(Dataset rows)
#####

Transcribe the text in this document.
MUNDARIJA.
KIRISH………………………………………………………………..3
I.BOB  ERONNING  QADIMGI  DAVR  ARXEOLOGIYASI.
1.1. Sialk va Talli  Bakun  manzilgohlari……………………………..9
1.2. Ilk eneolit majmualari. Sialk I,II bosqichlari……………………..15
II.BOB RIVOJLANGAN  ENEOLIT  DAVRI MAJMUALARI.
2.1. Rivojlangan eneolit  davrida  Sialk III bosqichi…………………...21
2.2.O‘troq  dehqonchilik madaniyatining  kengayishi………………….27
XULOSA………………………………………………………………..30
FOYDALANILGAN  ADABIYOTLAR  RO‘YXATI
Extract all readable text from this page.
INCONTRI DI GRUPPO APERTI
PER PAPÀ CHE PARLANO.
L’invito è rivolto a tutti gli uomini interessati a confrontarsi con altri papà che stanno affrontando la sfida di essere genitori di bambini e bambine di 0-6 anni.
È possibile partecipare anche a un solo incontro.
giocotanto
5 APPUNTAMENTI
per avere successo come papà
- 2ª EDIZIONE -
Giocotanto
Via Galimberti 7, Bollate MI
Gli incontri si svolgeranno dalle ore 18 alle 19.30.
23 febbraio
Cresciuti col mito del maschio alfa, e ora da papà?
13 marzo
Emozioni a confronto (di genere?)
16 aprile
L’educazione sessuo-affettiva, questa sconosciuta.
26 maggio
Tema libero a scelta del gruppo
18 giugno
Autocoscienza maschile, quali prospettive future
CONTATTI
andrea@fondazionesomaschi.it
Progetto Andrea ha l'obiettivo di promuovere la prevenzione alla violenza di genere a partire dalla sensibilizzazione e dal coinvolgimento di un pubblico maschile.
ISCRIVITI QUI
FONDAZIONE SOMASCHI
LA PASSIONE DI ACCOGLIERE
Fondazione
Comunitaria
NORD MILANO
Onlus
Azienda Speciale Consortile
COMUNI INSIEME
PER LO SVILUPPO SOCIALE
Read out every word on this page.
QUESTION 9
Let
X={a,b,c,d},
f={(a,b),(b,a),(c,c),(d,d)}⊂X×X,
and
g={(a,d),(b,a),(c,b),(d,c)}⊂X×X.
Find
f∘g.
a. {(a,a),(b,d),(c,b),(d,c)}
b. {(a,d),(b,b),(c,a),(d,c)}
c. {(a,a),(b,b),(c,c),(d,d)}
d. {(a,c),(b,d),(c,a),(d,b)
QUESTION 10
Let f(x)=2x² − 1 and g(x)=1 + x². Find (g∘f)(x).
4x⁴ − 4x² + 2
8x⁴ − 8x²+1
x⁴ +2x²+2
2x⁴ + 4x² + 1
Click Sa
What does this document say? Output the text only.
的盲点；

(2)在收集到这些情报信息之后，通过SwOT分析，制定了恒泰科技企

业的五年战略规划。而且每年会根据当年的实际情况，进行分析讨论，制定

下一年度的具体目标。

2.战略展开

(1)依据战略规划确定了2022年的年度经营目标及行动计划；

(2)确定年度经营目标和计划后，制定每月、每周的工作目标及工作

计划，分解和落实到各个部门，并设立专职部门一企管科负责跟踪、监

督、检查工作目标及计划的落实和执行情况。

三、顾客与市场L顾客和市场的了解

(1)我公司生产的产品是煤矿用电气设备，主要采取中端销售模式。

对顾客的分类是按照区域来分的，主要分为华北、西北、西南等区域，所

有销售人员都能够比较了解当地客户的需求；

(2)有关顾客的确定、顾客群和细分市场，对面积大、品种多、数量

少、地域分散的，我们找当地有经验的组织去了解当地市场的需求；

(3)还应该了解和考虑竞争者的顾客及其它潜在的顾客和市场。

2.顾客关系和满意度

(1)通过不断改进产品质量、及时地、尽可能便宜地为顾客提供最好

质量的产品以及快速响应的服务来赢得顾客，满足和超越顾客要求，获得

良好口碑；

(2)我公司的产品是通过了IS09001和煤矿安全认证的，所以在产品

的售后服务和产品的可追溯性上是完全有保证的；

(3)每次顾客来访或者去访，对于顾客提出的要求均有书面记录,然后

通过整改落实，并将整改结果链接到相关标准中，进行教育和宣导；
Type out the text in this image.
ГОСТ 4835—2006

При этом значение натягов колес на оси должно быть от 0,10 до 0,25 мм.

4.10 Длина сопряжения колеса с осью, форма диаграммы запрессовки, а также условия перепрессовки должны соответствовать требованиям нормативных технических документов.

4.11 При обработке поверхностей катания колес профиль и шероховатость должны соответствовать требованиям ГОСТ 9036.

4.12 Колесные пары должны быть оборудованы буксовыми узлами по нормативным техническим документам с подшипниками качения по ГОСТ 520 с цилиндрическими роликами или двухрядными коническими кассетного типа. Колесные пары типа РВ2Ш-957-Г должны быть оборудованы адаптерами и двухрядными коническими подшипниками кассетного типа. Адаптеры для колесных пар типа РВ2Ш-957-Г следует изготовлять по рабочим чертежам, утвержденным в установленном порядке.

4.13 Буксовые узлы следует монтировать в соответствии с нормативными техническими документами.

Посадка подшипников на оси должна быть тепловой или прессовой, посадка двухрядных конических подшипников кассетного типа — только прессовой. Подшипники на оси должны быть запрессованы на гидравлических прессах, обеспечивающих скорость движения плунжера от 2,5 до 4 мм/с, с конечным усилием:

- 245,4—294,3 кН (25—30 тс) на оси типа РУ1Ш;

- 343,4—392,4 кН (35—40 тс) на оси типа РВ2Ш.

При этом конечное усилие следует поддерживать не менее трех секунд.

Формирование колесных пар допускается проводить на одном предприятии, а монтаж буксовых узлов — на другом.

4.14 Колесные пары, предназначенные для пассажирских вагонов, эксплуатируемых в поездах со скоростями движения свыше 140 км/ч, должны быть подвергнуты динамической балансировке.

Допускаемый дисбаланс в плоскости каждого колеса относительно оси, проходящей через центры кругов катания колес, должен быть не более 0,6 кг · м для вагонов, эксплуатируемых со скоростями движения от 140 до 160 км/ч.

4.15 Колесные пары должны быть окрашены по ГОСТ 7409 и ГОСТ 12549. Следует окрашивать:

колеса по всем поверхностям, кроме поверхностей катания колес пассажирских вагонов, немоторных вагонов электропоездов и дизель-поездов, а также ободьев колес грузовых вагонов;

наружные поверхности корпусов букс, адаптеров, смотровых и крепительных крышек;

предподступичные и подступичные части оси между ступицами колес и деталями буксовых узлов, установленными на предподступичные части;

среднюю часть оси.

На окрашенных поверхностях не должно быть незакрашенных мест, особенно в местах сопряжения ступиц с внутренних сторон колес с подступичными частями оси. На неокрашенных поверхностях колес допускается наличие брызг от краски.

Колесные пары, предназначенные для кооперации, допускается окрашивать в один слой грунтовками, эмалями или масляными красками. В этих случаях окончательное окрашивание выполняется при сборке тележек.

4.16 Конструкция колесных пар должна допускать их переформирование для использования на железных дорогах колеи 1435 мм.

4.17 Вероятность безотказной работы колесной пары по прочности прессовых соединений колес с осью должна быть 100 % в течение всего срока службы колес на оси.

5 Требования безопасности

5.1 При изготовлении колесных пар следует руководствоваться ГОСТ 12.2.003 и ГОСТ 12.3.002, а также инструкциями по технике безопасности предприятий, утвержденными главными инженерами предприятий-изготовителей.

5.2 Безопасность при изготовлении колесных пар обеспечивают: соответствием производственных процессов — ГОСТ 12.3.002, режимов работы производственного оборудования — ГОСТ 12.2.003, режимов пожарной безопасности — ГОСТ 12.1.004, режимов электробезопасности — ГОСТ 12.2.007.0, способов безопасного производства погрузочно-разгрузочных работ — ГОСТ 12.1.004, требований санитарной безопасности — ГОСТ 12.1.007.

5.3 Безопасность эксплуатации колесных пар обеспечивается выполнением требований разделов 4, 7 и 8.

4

#####

__Work to be completed__
Print every entry exactly as it appears.

__Result for this exercise__
Transcribe the text in this document.
MUNDARIJA.
KIRISH………………………………………………………………..3
I.BOB  ERONNING  QADIMGI  DAVR  ARXEOLOGIYASI.
1.1. Sialk va Talli  Bakun  manzilgohlari……………………………..9
1.2. Ilk eneolit majmualari. Sialk I,II bosqichlari……………………..15
II.BOB RIVOJLANGAN  ENEOLIT  DAVRI MAJMUALARI.
2.1. Rivojlangan eneolit  davrida  Sialk III bosqichi…………………...21
2.2.O‘troq  dehqonchilik madaniyatining  kengayishi………………….27
XULOSA………………………………………………………………..30
FOYDALANILGAN  ADABIYOTLAR  RO‘YXATI
Extract all readable text from this page.
INCONTRI DI GRUPPO APERTI
PER PAPÀ CHE PARLANO.
L’invito è rivolto a tutti gli uomini interessati a confrontarsi con altri papà che stanno affrontando la sfida di essere genitori di bambini e bambine di 0-6 anni.
È possibile partecipare anche a un solo incontro.
giocotanto
5 APPUNTAMENTI
per avere successo come papà
- 2ª EDIZIONE -
Giocotanto
Via Galimberti 7, Bollate MI
Gli incontri si svolgeranno dalle ore 18 alle 19.30.
23 febbraio
Cresciuti col mito del maschio alfa, e ora da papà?
13 marzo
Emozioni a confronto (di genere?)
16 aprile
L’educazione sessuo-affettiva, questa sconosciuta.
26 maggio
Tema libero a scelta del gruppo
18 giugno
Autocoscienza maschile, quali prospettive future
CONTATTI
andrea@fondazionesomaschi.it
Progetto Andrea ha l'obiettivo di promuovere la prevenzione alla violenza di genere a partire dalla sensibilizzazione e dal coinvolgimento di un pubblico maschile.
ISCRIVITI QUI
FONDAZIONE SOMASCHI
LA PASSIONE DI ACCOGLIERE
Fondazione
Comunitaria
NORD MILANO
Onlus
Azienda Speciale Consortile
COMUNI INSIEME
PER LO SVILUPPO SOCIALE
Read out every word on this page.
QUESTION 9
Let
X={a,b,c,d},
f={(a,b),(b,a),(c,c),(d,d)}⊂X×X,
and
g={(a,d),(b,a),(c,b),(d,c)}⊂X×X.
Find
f∘g.
a. {(a,a),(b,d),(c,b),(d,c)}
b. {(a,d),(b,b),(c,a),(d,c)}
c. {(a,a),(b,b),(c,c),(d,d)}
d. {(a,c),(b,d),(c,a),(d,b)
QUESTION 10
Let f(x)=2x² − 1 and g(x)=1 + x². Find (g∘f)(x).
4x⁴ − 4x² + 2
8x⁴ − 8x²+1
x⁴ +2x²+2
2x⁴ + 4x² + 1
Click Sa
What does this document say? Output the text only.
的盲点；

(2)在收集到这些情报信息之后，通过SwOT分析，制定了恒泰科技企

业的五年战略规划。而且每年会根据当年的实际情况，进行分析讨论，制定

下一年度的具体目标。

2.战略展开

(1)依据战略规划确定了2022年的年度经营目标及行动计划；

(2)确定年度经营目标和计划后，制定每月、每周的工作目标及工作

计划，分解和落实到各个部门，并设立专职部门一企管科负责跟踪、监

督、检查工作目标及计划的落实和执行情况。

三、顾客与市场L顾客和市场的了解

(1)我公司生产的产品是煤矿用电气设备，主要采取中端销售模式。

对顾客的分类是按照区域来分的，主要分为华北、西北、西南等区域，所

有销售人员都能够比较了解当地客户的需求；

(2)有关顾客的确定、顾客群和细分市场，对面积大、品种多、数量

少、地域分散的，我们找当地有经验的组织去了解当地市场的需求；

(3)还应该了解和考虑竞争者的顾客及其它潜在的顾客和市场。

2.顾客关系和满意度

(1)通过不断改进产品质量、及时地、尽可能便宜地为顾客提供最好

质量的产品以及快速响应的服务来赢得顾客，满足和超越顾客要求，获得

良好口碑；

(2)我公司的产品是通过了IS09001和煤矿安全认证的，所以在产品

的售后服务和产品的可追溯性上是完全有保证的；

(3)每次顾客来访或者去访，对于顾客提出的要求均有书面记录,然后

通过整改落实，并将整改结果链接到相关标准中，进行教育和宣导；
Type out the text in this image.
ГОСТ 4835—2006

При этом значение натягов колес на оси должно быть от 0,10 до 0,25 мм.

4.10 Длина сопряжения колеса с осью, форма диаграммы запрессовки, а также условия перепрессовки должны соответствовать требованиям нормативных технических документов.

4.11 При обработке поверхностей катания колес профиль и шероховатость должны соответствовать требованиям ГОСТ 9036.

4.12 Колесные пары должны быть оборудованы буксовыми узлами по нормативным техническим документам с подшипниками качения по ГОСТ 520 с цилиндрическими роликами или двухрядными коническими кассетного типа. Колесные пары типа РВ2Ш-957-Г должны быть оборудованы адаптерами и двухрядными коническими подшипниками кассетного типа. Адаптеры для колесных пар типа РВ2Ш-957-Г следует изготовлять по рабочим чертежам, утвержденным в установленном порядке.

4.13 Буксовые узлы следует монтировать в соответствии с нормативными техническими документами.

Посадка подшипников на оси должна быть тепловой или прессовой, посадка двухрядных конических подшипников кассетного типа — только прессовой. Подшипники на оси должны быть запрессованы на гидравлических прессах, обеспечивающих скорость движения плунжера от 2,5 до 4 мм/с, с конечным усилием:

- 245,4—294,3 кН (25—30 тс) на оси типа РУ1Ш;

- 343,4—392,4 кН (35—40 тс) на оси типа РВ2Ш.

При этом конечное усилие следует поддерживать не менее трех секунд.

Формирование колесных пар допускается проводить на одном предприятии, а монтаж буксовых узлов — на другом.

4.14 Колесные пары, предназначенные для пассажирских вагонов, эксплуатируемых в поездах со скоростями движения свыше 140 км/ч, должны быть подвергнуты динамической балансировке.

Допускаемый дисбаланс в плоскости каждого колеса относительно оси, проходящей через центры кругов катания колес, должен быть не более 0,6 кг · м для вагонов, эксплуатируемых со скоростями движения от 140 до 160 км/ч.

4.15 Колесные пары должны быть окрашены по ГОСТ 7409 и ГОСТ 12549. Следует окрашивать:

колеса по всем поверхностям, кроме поверхностей катания колес пассажирских вагонов, немоторных вагонов электропоездов и дизель-поездов, а также ободьев колес грузовых вагонов;

наружные поверхности корпусов букс, адаптеров, смотровых и крепительных крышек;

предподступичные и подступичные части оси между ступицами колес и деталями буксовых узлов, установленными на предподступичные части;

среднюю часть оси.

На окрашенных поверхностях не должно быть незакрашенных мест, особенно в местах сопряжения ступиц с внутренних сторон колес с подступичными частями оси. На неокрашенных поверхностях колес допускается наличие брызг от краски.

Колесные пары, предназначенные для кооперации, допускается окрашивать в один слой грунтовками, эмалями или масляными красками. В этих случаях окончательное окрашивание выполняется при сборке тележек.

4.16 Конструкция колесных пар должна допускать их переформирование для использования на железных дорогах колеи 1435 мм.

4.17 Вероятность безотказной работы колесной пары по прочности прессовых соединений колес с осью должна быть 100 % в течение всего срока службы колес на оси.

5 Требования безопасности

5.1 При изготовлении колесных пар следует руководствоваться ГОСТ 12.2.003 и ГОСТ 12.3.002, а также инструкциями по технике безопасности предприятий, утвержденными главными инженерами предприятий-изготовителей.

5.2 Безопасность при изготовлении колесных пар обеспечивают: соответствием производственных процессов — ГОСТ 12.3.002, режимов работы производственного оборудования — ГОСТ 12.2.003, режимов пожарной безопасности — ГОСТ 12.1.004, режимов электробезопасности — ГОСТ 12.2.007.0, способов безопасного производства погрузочно-разгрузочных работ — ГОСТ 12.1.004, требований санитарной безопасности — ГОСТ 12.1.007.

5.3 Безопасность эксплуатации колесных пар обеспечивается выполнением требований разделов 4, 7 и 8.

4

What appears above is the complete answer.